### TO DO
If a line holds the word "Common", copy it from the entries.

### DATA
__________
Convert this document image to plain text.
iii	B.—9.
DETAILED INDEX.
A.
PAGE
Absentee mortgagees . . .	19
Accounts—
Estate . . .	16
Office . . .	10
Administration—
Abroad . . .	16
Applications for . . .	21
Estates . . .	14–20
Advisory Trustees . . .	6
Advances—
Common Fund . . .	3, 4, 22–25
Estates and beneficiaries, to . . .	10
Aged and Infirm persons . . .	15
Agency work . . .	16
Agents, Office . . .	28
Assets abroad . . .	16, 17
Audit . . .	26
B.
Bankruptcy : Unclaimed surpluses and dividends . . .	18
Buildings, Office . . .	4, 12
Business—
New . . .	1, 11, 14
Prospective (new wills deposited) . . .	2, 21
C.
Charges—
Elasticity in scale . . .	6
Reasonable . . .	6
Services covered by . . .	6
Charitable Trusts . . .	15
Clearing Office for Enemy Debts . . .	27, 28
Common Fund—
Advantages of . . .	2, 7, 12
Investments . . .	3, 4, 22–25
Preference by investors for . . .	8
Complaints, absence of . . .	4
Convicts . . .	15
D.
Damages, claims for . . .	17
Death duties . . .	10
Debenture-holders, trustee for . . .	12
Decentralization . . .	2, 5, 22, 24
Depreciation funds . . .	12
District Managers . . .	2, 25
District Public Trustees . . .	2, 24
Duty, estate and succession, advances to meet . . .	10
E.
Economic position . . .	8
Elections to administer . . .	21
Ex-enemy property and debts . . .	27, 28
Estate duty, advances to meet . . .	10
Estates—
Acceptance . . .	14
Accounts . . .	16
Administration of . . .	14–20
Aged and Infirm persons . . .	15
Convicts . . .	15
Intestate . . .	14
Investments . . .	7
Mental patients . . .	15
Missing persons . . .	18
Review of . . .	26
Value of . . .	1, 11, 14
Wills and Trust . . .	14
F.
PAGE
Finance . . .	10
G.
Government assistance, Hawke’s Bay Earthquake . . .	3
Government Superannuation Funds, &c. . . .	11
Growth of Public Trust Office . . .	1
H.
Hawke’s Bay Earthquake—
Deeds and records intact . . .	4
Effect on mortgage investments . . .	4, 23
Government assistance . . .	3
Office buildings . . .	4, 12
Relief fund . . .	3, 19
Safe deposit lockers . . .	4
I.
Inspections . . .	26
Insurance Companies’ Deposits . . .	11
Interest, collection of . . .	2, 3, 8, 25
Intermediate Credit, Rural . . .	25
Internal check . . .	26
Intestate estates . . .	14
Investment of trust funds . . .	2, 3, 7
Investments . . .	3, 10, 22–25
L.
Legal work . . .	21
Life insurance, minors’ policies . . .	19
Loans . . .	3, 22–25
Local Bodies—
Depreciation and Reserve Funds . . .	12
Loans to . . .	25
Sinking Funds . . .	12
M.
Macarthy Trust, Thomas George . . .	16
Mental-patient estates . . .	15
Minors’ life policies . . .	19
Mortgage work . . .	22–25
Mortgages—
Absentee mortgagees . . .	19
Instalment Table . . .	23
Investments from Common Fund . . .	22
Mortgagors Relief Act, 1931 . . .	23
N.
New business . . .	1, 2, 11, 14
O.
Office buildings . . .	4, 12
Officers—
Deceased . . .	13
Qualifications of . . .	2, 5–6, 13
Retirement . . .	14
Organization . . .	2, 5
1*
__________
### YOUR RESPONSE
Common Fund . . .	3, 4, 22–25
Common Fund—
Investments from Common Fund . . .	22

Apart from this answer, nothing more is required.